Problem statement: Extract exactly the range of lines bounded by the line containing "Extract the structured" and the final line of the listing, both ends included, and no other lines.

Records for this exercise:
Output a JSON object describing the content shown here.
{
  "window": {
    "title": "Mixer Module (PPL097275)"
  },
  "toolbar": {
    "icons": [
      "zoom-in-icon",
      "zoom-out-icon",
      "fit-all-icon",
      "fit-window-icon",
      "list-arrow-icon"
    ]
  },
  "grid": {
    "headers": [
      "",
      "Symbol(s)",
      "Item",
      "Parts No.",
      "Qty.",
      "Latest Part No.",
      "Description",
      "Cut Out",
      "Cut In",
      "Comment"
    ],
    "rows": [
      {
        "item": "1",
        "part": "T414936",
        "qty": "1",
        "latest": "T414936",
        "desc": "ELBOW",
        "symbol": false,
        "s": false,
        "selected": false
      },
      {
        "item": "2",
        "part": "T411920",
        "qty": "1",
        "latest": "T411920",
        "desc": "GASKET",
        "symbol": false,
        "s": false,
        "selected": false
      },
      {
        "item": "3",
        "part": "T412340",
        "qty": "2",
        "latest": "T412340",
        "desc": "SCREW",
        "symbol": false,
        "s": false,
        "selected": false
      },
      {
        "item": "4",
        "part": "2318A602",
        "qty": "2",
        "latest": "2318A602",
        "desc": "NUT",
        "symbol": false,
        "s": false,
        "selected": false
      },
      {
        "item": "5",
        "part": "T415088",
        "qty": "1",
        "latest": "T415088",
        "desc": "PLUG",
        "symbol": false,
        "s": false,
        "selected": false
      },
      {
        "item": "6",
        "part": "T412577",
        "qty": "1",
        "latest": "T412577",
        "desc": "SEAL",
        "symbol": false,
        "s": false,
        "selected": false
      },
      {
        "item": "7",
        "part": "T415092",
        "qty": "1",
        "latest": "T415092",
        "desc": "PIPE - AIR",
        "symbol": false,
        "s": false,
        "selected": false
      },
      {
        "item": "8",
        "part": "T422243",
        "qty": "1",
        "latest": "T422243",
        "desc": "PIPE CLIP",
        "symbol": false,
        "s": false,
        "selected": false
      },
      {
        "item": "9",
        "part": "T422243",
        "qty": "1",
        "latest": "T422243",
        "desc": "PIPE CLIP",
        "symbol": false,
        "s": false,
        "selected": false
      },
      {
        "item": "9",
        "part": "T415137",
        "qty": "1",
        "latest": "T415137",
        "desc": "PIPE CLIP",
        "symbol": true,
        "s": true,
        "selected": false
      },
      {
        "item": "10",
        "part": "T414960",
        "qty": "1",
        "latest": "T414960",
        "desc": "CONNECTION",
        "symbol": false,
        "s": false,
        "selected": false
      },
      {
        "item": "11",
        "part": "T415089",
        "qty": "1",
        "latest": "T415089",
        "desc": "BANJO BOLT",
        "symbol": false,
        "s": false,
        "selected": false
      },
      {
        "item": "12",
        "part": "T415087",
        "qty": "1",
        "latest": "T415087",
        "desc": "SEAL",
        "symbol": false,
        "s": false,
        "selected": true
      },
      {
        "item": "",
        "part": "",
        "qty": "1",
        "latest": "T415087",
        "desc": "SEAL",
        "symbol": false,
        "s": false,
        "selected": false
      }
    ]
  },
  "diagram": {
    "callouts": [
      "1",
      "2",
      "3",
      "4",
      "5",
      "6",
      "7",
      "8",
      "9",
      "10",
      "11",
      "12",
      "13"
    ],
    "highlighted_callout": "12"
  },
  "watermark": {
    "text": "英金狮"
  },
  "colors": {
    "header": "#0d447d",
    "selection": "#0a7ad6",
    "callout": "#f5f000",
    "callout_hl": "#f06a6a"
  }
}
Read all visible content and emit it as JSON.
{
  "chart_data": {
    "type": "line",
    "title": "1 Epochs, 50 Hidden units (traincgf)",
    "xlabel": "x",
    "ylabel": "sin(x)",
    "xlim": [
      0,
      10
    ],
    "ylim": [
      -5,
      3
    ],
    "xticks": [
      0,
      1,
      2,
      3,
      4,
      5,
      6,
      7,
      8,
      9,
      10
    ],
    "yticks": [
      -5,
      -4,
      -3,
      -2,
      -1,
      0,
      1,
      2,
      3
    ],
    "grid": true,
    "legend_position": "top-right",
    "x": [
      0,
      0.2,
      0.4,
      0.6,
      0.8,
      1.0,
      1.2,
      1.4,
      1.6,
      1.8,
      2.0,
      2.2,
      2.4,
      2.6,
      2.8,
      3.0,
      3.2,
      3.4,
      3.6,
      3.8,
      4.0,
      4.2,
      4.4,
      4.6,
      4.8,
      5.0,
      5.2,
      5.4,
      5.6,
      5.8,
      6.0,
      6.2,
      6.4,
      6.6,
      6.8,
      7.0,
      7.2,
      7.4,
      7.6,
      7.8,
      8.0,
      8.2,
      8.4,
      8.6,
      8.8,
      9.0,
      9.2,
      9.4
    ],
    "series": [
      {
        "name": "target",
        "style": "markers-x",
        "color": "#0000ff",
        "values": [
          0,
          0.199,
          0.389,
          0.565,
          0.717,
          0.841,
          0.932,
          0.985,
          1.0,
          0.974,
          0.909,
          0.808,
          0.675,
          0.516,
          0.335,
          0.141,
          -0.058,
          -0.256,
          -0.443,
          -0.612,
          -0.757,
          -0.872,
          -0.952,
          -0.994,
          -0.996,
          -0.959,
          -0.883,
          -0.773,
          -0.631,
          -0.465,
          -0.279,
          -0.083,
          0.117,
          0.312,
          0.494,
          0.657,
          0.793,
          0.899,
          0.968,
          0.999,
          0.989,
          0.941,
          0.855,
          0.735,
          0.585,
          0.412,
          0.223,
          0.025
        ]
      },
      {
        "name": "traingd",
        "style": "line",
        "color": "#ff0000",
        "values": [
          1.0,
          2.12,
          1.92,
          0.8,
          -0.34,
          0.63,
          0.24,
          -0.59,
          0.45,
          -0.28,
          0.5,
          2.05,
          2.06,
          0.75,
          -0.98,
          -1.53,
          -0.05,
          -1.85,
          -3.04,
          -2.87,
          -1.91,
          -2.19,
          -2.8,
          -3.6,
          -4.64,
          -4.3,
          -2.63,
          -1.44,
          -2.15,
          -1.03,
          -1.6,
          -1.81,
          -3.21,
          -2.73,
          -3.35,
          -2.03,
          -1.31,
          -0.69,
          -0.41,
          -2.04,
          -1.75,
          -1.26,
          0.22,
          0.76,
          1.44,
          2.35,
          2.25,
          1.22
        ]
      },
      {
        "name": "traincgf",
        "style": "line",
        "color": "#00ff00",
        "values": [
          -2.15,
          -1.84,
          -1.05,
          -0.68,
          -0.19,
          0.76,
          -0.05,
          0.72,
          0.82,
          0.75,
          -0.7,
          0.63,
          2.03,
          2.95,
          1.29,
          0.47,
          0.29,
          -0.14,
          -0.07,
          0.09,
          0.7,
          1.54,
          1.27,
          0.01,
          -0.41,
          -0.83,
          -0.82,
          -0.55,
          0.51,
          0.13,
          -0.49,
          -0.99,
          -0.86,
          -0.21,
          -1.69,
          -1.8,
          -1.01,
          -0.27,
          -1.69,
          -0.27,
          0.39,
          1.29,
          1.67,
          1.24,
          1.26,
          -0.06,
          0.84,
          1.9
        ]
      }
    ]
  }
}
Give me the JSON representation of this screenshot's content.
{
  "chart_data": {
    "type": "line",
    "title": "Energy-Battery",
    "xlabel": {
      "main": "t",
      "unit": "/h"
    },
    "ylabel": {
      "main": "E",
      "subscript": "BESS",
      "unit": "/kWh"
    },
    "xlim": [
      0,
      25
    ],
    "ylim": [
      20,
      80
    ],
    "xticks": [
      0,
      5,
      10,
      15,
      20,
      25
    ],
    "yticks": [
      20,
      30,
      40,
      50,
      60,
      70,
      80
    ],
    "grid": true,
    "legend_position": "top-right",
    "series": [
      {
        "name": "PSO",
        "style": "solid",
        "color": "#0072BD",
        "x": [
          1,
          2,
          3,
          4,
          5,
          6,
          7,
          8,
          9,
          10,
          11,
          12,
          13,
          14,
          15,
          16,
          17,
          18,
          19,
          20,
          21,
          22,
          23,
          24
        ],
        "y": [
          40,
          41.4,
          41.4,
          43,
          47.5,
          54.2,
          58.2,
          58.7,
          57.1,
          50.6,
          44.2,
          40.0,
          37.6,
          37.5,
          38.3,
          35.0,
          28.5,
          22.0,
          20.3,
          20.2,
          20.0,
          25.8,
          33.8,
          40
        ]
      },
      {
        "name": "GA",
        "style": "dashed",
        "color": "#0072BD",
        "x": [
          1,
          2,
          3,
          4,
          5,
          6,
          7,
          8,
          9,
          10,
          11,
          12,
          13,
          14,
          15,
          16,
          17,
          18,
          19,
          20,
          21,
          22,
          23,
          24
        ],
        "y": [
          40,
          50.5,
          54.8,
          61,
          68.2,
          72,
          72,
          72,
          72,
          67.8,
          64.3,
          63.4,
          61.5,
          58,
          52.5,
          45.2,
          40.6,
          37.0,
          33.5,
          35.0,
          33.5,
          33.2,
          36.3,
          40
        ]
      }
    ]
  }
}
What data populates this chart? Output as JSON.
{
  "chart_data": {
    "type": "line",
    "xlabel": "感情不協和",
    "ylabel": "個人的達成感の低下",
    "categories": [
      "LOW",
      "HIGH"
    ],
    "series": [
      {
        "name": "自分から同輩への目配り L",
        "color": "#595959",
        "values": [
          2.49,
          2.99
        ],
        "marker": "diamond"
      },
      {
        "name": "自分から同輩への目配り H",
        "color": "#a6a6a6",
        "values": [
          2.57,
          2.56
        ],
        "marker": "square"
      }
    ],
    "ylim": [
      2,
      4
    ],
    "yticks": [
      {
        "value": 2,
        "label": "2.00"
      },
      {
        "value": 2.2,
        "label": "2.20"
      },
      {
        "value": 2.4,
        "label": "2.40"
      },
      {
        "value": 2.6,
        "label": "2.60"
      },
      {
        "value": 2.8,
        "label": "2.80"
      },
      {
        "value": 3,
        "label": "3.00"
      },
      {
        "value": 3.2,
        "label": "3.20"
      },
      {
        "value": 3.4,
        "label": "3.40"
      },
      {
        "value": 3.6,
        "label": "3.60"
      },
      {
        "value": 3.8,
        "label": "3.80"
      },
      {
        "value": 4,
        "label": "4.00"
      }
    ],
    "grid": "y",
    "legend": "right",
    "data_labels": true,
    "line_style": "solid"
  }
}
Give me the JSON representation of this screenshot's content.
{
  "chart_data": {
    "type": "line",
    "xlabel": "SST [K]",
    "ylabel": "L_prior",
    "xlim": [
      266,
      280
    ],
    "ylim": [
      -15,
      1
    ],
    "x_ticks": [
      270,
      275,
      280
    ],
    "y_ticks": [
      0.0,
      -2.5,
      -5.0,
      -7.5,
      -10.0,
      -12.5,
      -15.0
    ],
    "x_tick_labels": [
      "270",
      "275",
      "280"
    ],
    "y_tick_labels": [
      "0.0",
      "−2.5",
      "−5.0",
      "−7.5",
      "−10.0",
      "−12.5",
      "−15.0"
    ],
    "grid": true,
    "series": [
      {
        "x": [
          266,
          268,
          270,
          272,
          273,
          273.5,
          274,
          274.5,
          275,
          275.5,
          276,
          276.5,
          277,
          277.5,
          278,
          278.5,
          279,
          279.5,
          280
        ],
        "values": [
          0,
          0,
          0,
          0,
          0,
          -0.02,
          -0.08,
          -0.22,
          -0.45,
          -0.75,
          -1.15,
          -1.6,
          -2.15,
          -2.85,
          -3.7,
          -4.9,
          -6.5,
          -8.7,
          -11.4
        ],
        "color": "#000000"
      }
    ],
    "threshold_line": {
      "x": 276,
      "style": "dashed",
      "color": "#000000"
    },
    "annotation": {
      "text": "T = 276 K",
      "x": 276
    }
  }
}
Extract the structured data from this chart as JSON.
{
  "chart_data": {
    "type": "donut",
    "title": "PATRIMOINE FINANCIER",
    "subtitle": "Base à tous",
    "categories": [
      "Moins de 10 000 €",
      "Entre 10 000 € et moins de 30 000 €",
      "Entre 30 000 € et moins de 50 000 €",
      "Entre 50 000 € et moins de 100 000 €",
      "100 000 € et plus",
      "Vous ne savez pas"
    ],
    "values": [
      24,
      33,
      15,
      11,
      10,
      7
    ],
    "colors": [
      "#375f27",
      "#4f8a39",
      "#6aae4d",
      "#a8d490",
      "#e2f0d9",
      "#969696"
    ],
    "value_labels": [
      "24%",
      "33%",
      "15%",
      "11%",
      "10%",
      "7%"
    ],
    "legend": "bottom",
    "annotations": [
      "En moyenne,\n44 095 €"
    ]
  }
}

Worked answer:
Extract the structured data from this chart as JSON.
{
  "chart_data": {
    "type": "donut",
    "title": "PATRIMOINE FINANCIER",
    "subtitle": "Base à tous",
    "categories": [
      "Moins de 10 000 €",
      "Entre 10 000 € et moins de 30 000 €",
      "Entre 30 000 € et moins de 50 000 €",
      "Entre 50 000 € et moins de 100 000 €",
      "100 000 € et plus",
      "Vous ne savez pas"
    ],
    "values": [
      24,
      33,
      15,
      11,
      10,
      7
    ],
    "colors": [
      "#375f27",
      "#4f8a39",
      "#6aae4d",
      "#a8d490",
      "#e2f0d9",
      "#969696"
    ],
    "value_labels": [
      "24%",
      "33%",
      "15%",
      "11%",
      "10%",
      "7%"
    ],
    "legend": "bottom",
    "annotations": [
      "En moyenne,\n44 095 €"
    ]
  }
}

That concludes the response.